● **INSTRUCTION**
Copy out every record below, word for word.

(Figure data in JSON)
____________________
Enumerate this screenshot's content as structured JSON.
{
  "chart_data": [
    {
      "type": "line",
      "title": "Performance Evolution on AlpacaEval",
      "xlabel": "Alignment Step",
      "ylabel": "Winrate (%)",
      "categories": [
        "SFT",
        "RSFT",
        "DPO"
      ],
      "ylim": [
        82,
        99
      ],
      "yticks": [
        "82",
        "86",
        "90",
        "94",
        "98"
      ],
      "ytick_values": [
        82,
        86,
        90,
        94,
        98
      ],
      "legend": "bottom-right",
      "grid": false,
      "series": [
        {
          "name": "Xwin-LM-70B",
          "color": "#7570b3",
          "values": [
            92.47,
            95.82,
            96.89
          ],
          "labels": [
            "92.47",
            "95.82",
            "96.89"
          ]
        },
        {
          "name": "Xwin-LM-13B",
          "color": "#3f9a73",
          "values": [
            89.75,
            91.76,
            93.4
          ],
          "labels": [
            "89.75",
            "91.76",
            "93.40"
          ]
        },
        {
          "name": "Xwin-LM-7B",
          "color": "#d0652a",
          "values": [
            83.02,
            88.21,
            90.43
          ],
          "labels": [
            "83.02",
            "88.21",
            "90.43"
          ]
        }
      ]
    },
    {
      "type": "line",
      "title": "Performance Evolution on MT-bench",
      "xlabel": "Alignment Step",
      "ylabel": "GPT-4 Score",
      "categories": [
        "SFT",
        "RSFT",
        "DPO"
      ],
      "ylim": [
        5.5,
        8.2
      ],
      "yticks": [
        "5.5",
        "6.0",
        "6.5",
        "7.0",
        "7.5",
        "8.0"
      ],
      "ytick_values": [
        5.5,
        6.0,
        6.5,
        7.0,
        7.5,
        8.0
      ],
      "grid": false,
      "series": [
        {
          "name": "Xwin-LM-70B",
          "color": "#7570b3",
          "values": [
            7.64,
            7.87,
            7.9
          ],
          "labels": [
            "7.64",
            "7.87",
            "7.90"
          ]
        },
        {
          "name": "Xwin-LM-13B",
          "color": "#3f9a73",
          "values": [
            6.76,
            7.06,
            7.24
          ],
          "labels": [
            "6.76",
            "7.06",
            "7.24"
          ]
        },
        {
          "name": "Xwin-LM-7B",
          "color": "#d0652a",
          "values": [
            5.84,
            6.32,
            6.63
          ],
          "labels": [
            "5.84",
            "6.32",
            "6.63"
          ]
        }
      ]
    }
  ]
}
____________________
● **FULL OUTPUT**
Enumerate this screenshot's content as structured JSON.
{
  "chart_data": [
    {
      "type": "line",
      "title": "Performance Evolution on AlpacaEval",
      "xlabel": "Alignment Step",
      "ylabel": "Winrate (%)",
      "categories": [
        "SFT",
        "RSFT",
        "DPO"
      ],
      "ylim": [
        82,
        99
      ],
      "yticks": [
        "82",
        "86",
        "90",
        "94",
        "98"
      ],
      "ytick_values": [
        82,
        86,
        90,
        94,
        98
      ],
      "legend": "bottom-right",
      "grid": false,
      "series": [
        {
          "name": "Xwin-LM-70B",
          "color": "#7570b3",
          "values": [
            92.47,
            95.82,
            96.89
          ],
          "labels": [
            "92.47",
            "95.82",
            "96.89"
          ]
        },
        {
          "name": "Xwin-LM-13B",
          "color": "#3f9a73",
          "values": [
            89.75,
            91.76,
            93.4
          ],
          "labels": [
            "89.75",
            "91.76",
            "93.40"
          ]
        },
        {
          "name": "Xwin-LM-7B",
          "color": "#d0652a",
          "values": [
            83.02,
            88.21,
            90.43
          ],
          "labels": [
            "83.02",
            "88.21",
            "90.43"
          ]
        }
      ]
    },
    {
      "type": "line",
      "title": "Performance Evolution on MT-bench",
      "xlabel": "Alignment Step",
      "ylabel": "GPT-4 Score",
      "categories": [
        "SFT",
        "RSFT",
        "DPO"
      ],
      "ylim": [
        5.5,
        8.2
      ],
      "yticks": [
        "5.5",
        "6.0",
        "6.5",
        "7.0",
        "7.5",
        "8.0"
      ],
      "ytick_values": [
        5.5,
        6.0,
        6.5,
        7.0,
        7.5,
        8.0
      ],
      "grid": false,
      "series": [
        {
          "name": "Xwin-LM-70B",
          "color": "#7570b3",
          "values": [
            7.64,
            7.87,
            7.9
          ],
          "labels": [
            "7.64",
            "7.87",
            "7.90"
          ]
        },
        {
          "name": "Xwin-LM-13B",
          "color": "#3f9a73",
          "values": [
            6.76,
            7.06,
            7.24
          ],
          "labels": [
            "6.76",
            "7.06",
            "7.24"
          ]
        },
        {
          "name": "Xwin-LM-7B",
          "color": "#d0652a",
          "values": [
            5.84,
            6.32,
            6.63
          ],
          "labels": [
            "5.84",
            "6.32",
            "6.63"
          ]
        }
      ]
    }
  ]
}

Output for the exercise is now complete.